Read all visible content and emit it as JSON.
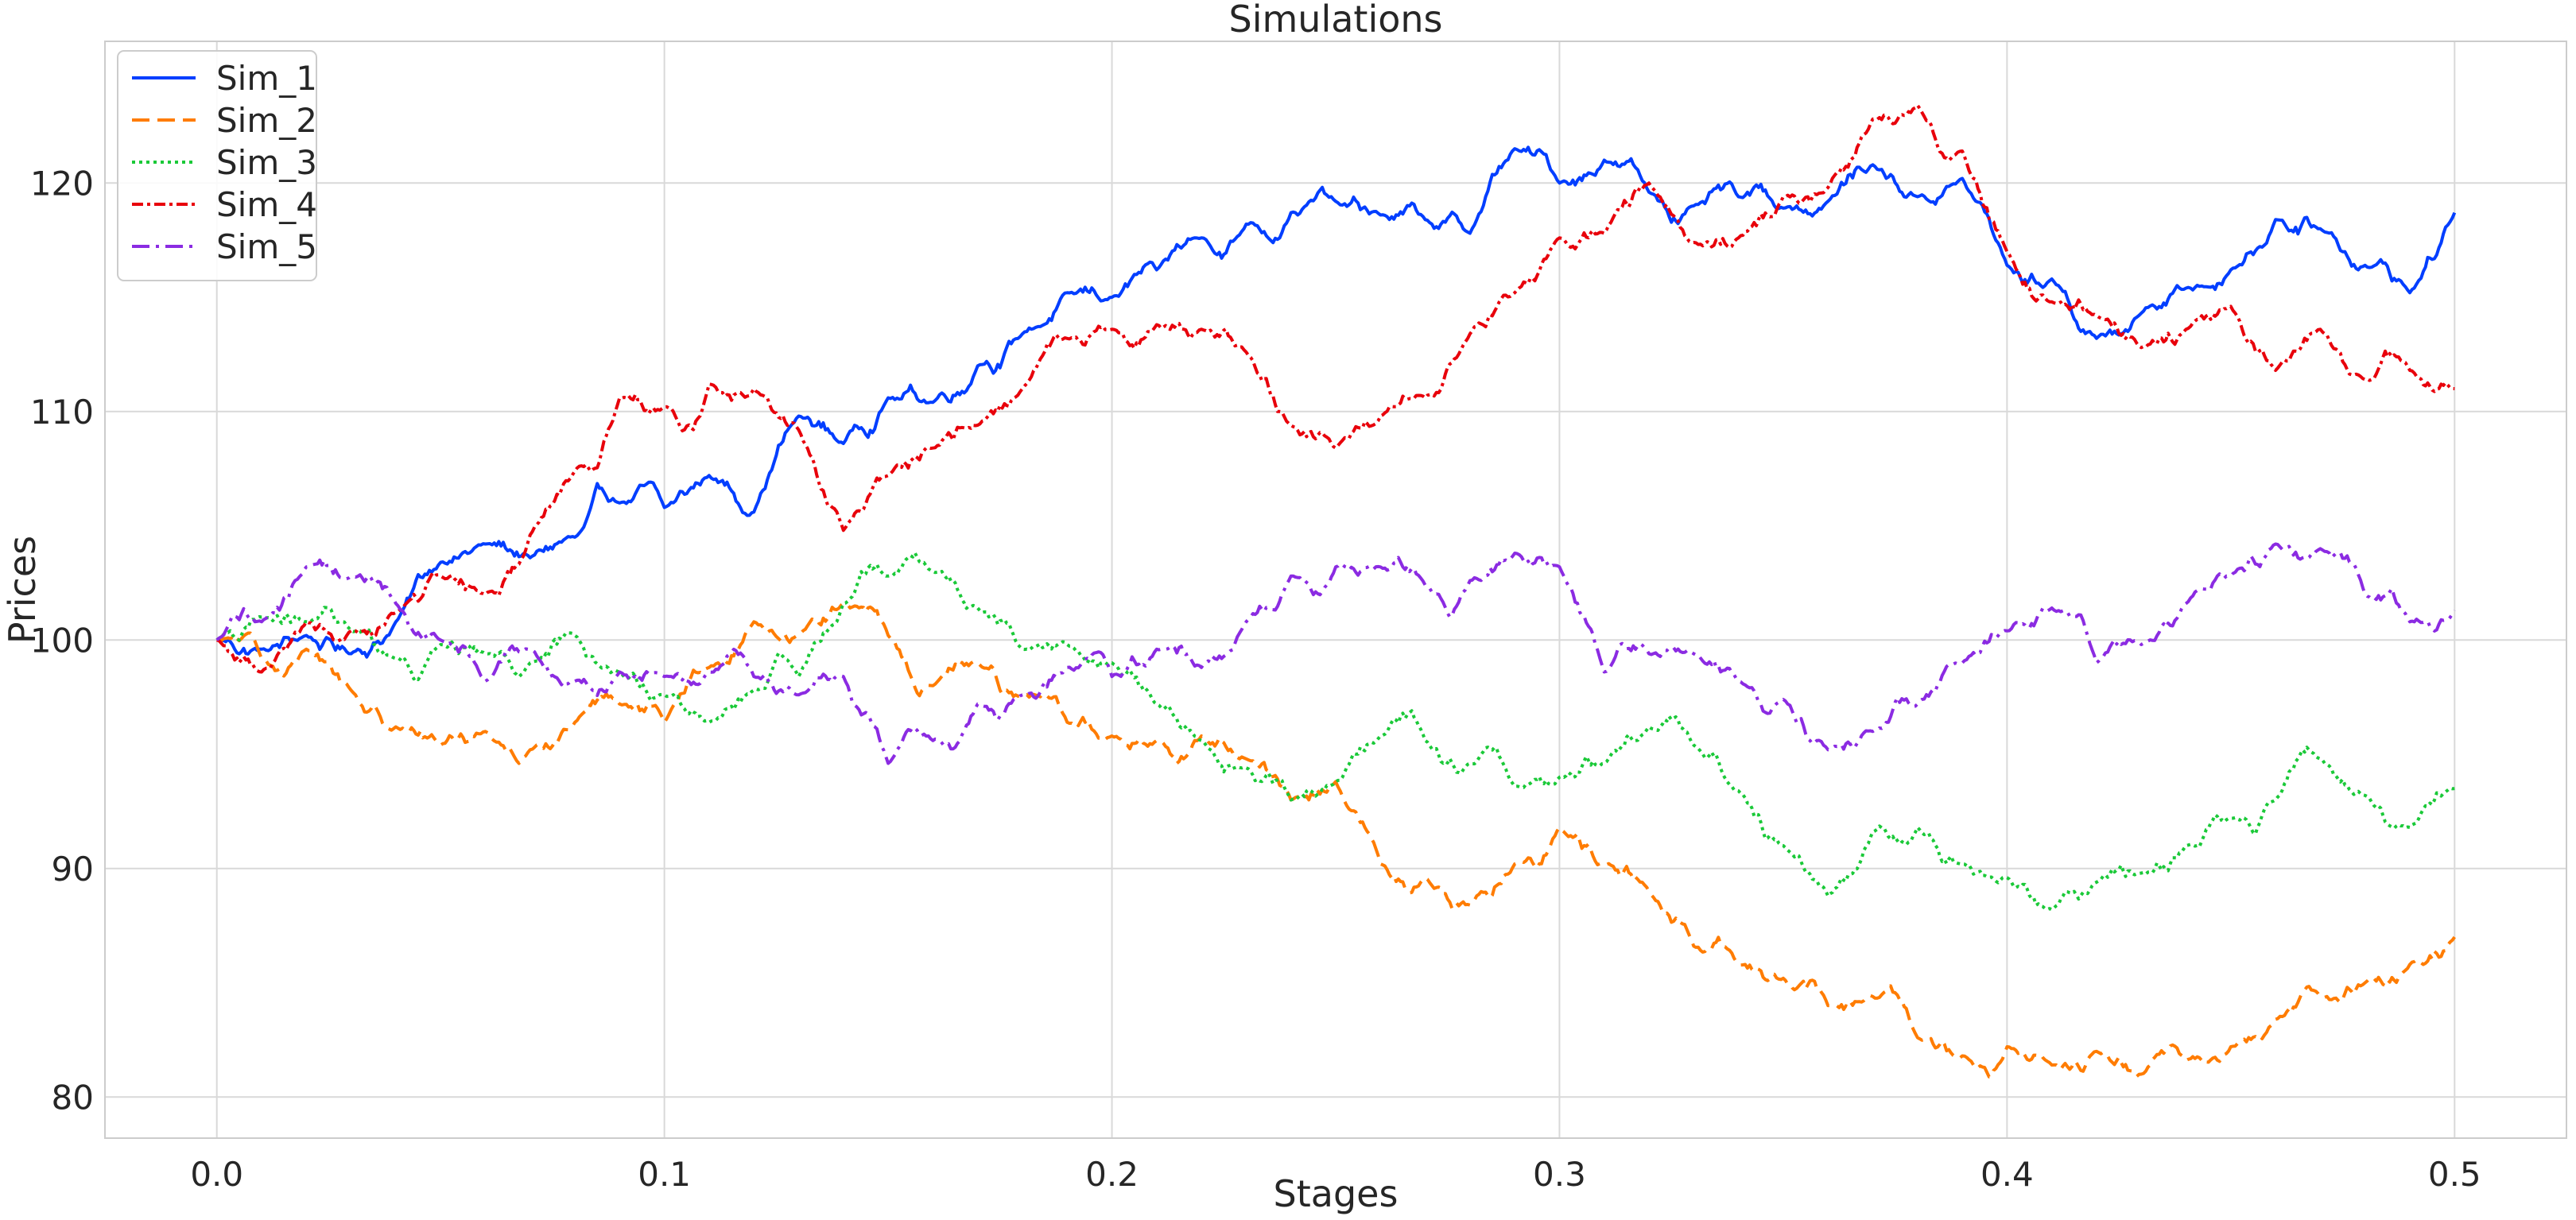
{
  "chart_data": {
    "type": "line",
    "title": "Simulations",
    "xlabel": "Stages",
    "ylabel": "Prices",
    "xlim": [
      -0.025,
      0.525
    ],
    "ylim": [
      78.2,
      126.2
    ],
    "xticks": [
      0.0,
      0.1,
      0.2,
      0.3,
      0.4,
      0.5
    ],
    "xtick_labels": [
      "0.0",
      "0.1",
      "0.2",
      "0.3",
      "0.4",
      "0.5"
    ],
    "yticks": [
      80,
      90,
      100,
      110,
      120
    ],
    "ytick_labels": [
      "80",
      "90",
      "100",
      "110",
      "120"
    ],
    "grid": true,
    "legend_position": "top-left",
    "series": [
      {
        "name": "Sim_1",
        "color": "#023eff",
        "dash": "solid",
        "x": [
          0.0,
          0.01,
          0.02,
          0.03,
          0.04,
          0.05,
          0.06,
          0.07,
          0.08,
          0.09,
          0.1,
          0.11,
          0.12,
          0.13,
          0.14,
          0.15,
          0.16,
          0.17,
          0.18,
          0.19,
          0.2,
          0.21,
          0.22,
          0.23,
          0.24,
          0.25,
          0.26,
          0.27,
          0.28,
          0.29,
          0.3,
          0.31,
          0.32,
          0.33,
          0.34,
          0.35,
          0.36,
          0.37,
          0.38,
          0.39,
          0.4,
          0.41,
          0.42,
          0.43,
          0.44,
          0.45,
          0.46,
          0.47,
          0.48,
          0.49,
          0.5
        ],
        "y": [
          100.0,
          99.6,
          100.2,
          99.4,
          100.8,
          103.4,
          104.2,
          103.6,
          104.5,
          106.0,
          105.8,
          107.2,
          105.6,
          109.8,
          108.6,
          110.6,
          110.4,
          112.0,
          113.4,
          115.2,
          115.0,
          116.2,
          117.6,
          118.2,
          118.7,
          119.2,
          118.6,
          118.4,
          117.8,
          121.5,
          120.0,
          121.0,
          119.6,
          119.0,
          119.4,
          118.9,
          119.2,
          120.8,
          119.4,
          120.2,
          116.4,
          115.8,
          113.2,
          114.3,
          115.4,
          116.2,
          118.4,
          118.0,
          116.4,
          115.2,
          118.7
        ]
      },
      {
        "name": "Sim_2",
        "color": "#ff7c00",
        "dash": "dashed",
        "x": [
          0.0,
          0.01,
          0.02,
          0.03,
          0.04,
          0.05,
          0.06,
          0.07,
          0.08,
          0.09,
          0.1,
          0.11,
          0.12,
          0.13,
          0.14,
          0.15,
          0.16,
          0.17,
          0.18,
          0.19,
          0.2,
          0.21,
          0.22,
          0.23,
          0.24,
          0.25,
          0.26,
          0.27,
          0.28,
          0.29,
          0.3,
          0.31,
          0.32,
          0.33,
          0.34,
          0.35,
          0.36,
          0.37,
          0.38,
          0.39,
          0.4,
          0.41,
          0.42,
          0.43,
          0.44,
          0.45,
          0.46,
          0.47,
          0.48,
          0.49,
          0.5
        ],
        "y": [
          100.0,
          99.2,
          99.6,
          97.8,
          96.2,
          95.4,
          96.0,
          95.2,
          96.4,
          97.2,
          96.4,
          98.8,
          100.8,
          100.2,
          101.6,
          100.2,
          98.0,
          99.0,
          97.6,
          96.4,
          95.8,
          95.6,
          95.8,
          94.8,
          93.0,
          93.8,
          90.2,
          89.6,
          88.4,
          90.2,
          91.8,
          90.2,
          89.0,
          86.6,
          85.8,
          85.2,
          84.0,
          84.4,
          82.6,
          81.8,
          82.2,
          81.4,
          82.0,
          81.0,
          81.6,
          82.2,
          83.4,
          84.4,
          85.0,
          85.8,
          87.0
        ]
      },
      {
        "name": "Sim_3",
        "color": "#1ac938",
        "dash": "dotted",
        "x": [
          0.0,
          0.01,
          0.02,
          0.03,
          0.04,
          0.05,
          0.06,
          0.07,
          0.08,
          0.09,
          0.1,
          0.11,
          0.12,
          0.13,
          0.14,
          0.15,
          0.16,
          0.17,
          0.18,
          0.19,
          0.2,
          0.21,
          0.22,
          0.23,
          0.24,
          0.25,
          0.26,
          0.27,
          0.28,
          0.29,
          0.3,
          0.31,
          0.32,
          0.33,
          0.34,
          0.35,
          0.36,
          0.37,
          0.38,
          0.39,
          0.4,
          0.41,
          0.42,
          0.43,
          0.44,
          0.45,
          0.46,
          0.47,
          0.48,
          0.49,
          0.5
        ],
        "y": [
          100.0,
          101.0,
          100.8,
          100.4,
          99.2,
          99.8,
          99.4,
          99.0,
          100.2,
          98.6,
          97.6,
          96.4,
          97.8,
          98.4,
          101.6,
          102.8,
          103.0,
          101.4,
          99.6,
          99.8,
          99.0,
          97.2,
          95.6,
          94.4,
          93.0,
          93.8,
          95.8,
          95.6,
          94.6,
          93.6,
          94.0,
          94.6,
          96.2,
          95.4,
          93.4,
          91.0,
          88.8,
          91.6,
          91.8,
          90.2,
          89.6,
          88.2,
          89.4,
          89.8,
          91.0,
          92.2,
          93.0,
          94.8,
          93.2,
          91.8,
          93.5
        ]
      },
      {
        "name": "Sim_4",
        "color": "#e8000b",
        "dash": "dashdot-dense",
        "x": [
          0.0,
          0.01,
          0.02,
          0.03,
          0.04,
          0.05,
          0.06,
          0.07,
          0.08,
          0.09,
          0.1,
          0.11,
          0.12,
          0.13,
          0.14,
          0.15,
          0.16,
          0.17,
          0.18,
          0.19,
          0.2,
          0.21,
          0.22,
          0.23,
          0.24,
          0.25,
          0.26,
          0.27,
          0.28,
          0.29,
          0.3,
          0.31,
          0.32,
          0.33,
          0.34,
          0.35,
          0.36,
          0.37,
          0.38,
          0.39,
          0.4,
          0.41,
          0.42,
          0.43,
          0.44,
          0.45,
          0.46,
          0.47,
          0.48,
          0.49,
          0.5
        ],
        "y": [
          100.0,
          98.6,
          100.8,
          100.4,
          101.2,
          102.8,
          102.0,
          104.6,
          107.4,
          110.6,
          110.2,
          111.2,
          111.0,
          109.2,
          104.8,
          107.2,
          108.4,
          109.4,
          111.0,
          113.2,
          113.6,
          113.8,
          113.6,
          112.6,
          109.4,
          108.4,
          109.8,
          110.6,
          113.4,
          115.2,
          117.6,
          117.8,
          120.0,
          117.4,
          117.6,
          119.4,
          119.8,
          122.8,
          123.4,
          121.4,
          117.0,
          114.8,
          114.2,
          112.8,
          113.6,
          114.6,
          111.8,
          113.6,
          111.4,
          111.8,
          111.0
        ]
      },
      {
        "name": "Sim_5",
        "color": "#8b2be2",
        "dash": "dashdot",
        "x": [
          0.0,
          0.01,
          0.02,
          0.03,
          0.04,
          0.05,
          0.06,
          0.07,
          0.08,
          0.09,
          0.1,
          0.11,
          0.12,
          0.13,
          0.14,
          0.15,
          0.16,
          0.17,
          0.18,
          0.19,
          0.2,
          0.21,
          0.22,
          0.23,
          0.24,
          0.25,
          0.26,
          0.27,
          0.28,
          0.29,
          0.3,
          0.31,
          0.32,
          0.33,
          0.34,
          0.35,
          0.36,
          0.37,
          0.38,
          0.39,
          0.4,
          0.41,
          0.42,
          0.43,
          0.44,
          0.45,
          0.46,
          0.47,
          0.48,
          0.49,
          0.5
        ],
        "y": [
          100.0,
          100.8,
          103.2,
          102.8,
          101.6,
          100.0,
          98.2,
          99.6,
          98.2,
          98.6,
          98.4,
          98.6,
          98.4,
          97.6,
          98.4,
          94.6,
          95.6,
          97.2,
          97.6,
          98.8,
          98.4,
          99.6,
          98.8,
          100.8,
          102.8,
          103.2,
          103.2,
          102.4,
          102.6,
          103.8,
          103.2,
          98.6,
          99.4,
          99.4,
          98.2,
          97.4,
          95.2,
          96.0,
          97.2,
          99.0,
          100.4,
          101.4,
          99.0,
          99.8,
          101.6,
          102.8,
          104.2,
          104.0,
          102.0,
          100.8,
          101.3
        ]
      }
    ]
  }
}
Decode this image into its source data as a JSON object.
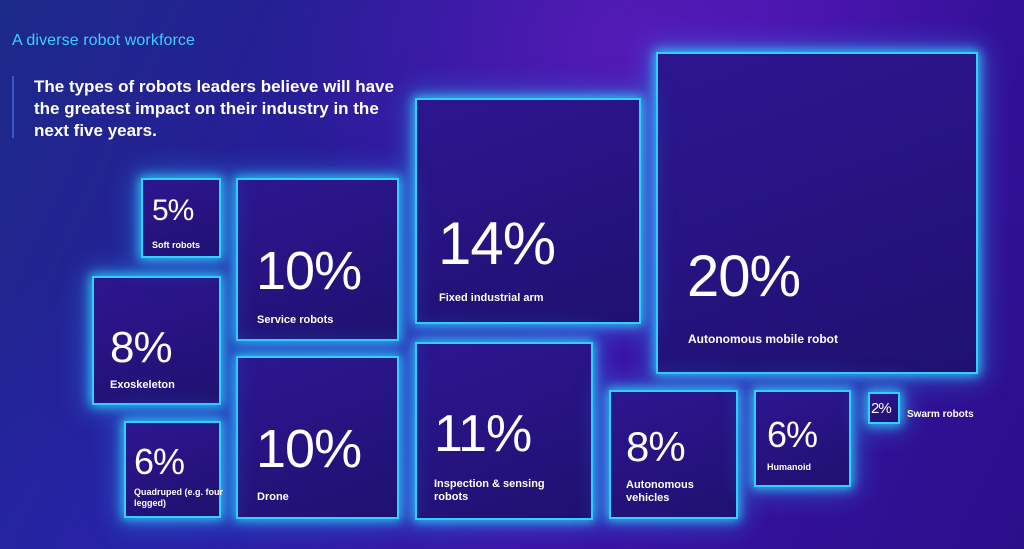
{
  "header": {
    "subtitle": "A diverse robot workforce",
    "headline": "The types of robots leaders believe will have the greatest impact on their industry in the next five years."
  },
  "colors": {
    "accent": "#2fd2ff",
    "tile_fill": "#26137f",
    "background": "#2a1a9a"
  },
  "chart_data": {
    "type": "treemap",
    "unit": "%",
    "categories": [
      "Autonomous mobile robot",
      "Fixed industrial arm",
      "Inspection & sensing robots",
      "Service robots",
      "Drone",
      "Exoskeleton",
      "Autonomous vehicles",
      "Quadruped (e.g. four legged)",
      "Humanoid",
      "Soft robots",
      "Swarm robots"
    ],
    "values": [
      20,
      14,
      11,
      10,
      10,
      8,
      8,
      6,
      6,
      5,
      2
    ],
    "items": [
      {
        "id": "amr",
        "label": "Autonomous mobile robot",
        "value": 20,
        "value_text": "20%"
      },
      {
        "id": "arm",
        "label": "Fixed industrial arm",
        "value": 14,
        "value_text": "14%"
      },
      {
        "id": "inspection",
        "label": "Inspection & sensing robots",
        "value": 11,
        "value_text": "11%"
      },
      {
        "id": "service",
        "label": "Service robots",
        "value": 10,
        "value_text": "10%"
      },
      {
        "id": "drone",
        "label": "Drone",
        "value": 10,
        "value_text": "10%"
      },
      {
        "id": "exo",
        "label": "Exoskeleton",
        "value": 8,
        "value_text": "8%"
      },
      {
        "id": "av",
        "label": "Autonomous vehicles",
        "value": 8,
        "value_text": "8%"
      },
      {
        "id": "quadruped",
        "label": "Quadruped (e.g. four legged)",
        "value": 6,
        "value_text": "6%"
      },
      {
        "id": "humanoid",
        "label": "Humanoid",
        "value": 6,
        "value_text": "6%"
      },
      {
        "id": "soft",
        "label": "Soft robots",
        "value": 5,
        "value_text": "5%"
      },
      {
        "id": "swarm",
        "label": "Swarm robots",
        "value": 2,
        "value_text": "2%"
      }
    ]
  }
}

#####

YOUR INSTRUCTIONS |
List each line of the entries that holds the string "mobile".

SOLUTION |
      "Autonomous mobile robot",
        "label": "Autonomous mobile robot",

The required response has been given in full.